(Saved entries)

[Start]

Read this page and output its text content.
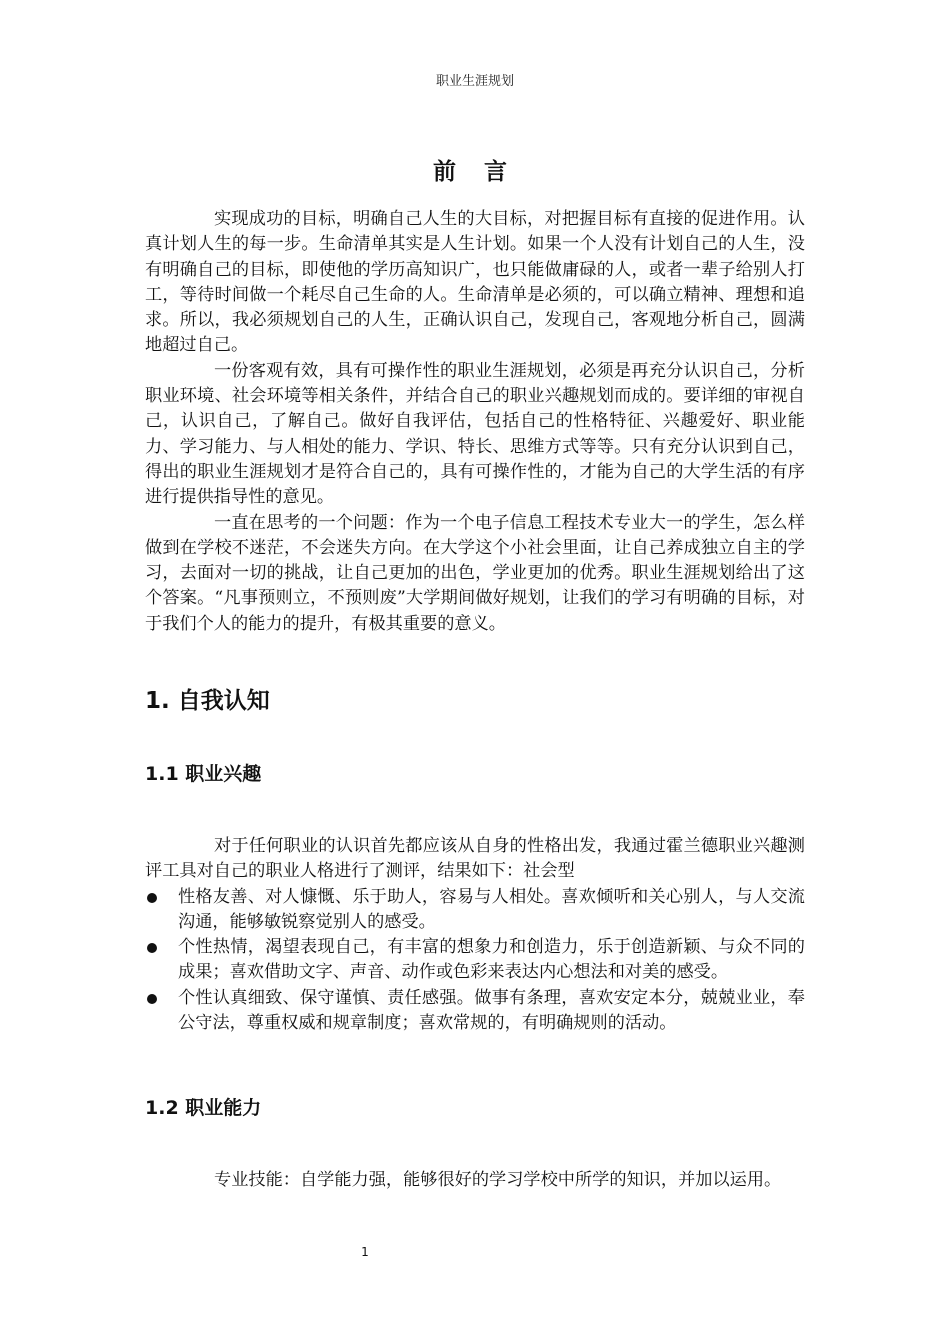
职业生涯规划
前 言

实现成功的目标，明确自己人生的大目标，对把握目标有直接的促进作用。认真计划人生的每一步。生命清单其实是人生计划。如果一个人没有计划自己的人生，没有明确自己的目标，即使他的学历高知识广，也只能做庸碌的人，或者一辈子给别人打工，等待时间做一个耗尽自己生命的人。生命清单是必须的，可以确立精神、理想和追求。所以，我必须规划自己的人生，正确认识自己，发现自己，客观地分析自己，圆满地超过自己。

一份客观有效，具有可操作性的职业生涯规划，必须是再充分认识自己，分析职业环境、社会环境等相关条件，并结合自己的职业兴趣规划而成的。要详细的审视自己，认识自己，了解自己。做好自我评估，包括自己的性格特征、兴趣爱好、职业能力、学习能力、与人相处的能力、学识、特长、思维方式等等。只有充分认识到自己，得出的职业生涯规划才是符合自己的，具有可操作性的，才能为自己的大学生活的有序进行提供指导性的意见。

一直在思考的一个问题：作为一个电子信息工程技术专业大一的学生，怎么样做到在学校不迷茫，不会迷失方向。在大学这个小社会里面，让自己养成独立自主的学习，去面对一切的挑战，让自己更加的出色，学业更加的优秀。职业生涯规划给出了这个答案。“凡事预则立，不预则废”大学期间做好规划，让我们的学习有明确的目标，对于我们个人的能力的提升，有极其重要的意义。

1. 自我认知
1.1 职业兴趣

对于任何职业的认识首先都应该从自身的性格出发，我通过霍兰德职业兴趣测评工具对自己的职业人格进行了测评，结果如下：社会型

性格友善、对人慷慨、乐于助人，容易与人相处。喜欢倾听和关心别人，与人交流沟通，能够敏锐察觉别人的感受。
个性热情，渴望表现自己，有丰富的想象力和创造力，乐于创造新颖、与众不同的成果；喜欢借助文字、声音、动作或色彩来表达内心想法和对美的感受。
个性认真细致、保守谨慎、责任感强。做事有条理，喜欢安定本分，兢兢业业，奉公守法，尊重权威和规章制度；喜欢常规的，有明确规则的活动。
1.2 职业能力

专业技能：自学能力强，能够很好的学习学校中所学的知识，并加以运用。

1
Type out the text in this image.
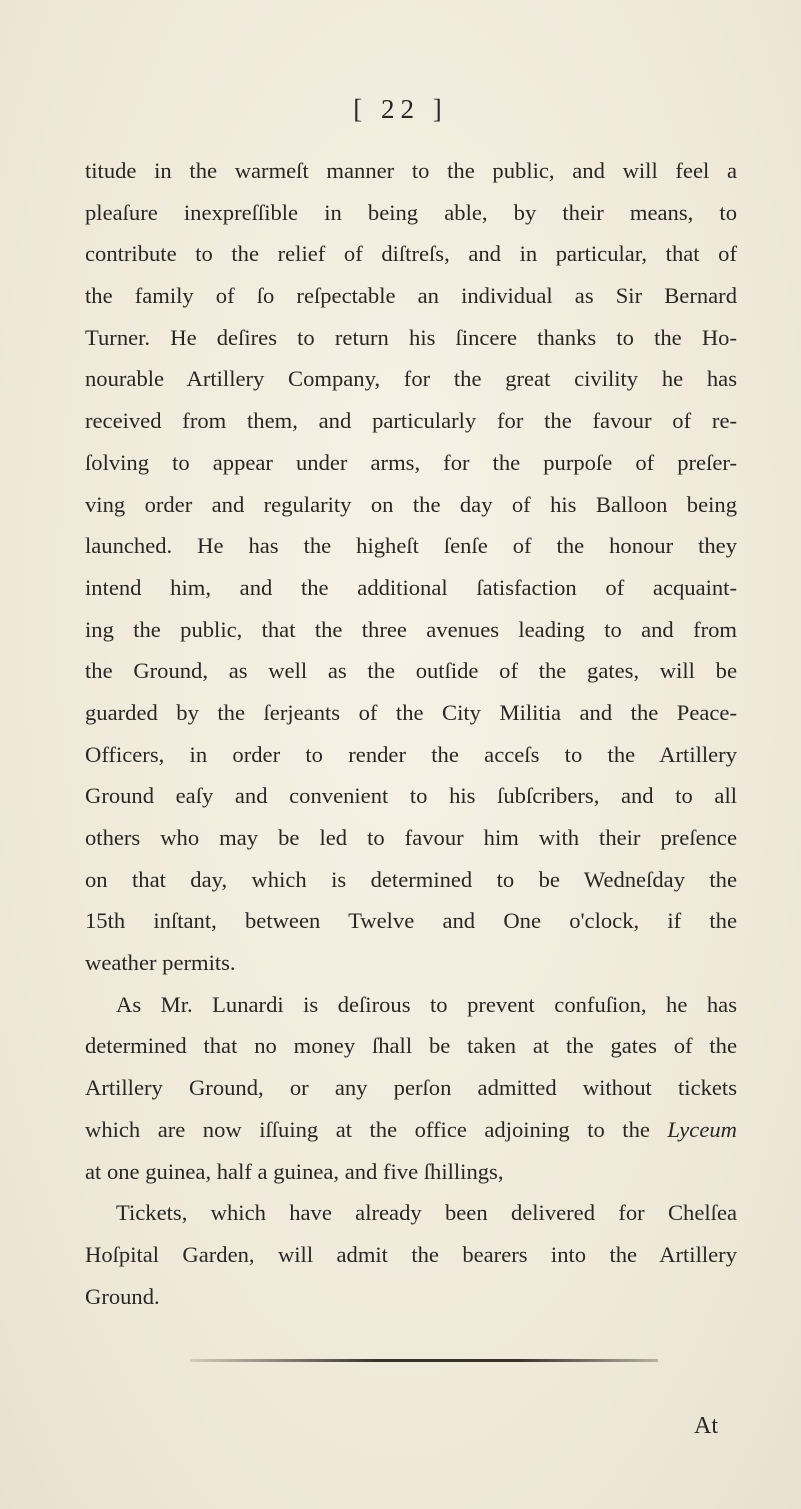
[ 22 ]
titude in the warmeſt manner to the public, and will feel a
pleaſure inexpreſſible in being able, by their means, to
contribute to the relief of diſtreſs, and in particular, that of
the family of ſo reſpectable an individual as Sir Bernard
Turner. He deſires to return his ſincere thanks to the Ho-
nourable Artillery Company, for the great civility he has
received from them, and particularly for the favour of re-
ſolving to appear under arms, for the purpoſe of preſer-
ving order and regularity on the day of his Balloon being
launched. He has the higheſt ſenſe of the honour they
intend him, and the additional ſatisfaction of acquaint-
ing the public, that the three avenues leading to and from
the Ground, as well as the outſide of the gates, will be
guarded by the ſerjeants of the City Militia and the Peace-
Officers, in order to render the acceſs to the Artillery
Ground eaſy and convenient to his ſubſcribers, and to all
others who may be led to favour him with their preſence
on that day, which is determined to be Wedneſday the
15th inſtant, between Twelve and One o'clock, if the
weather permits.
As Mr. Lunardi is deſirous to prevent confuſion, he has
determined that no money ſhall be taken at the gates of the
Artillery Ground, or any perſon admitted without tickets
which are now iſſuing at the office adjoining to the Lyceum
at one guinea, half a guinea, and five ſhillings,
Tickets, which have already been delivered for Chelſea
Hoſpital Garden, will admit the bearers into the Artillery
Ground.
At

[End]

■ **What to work on**
Copy out every line from the data above that has "determined" in it.

■ **Written response**
on that day, which is determined to be Wedneſday the
determined that no money ſhall be taken at the gates of the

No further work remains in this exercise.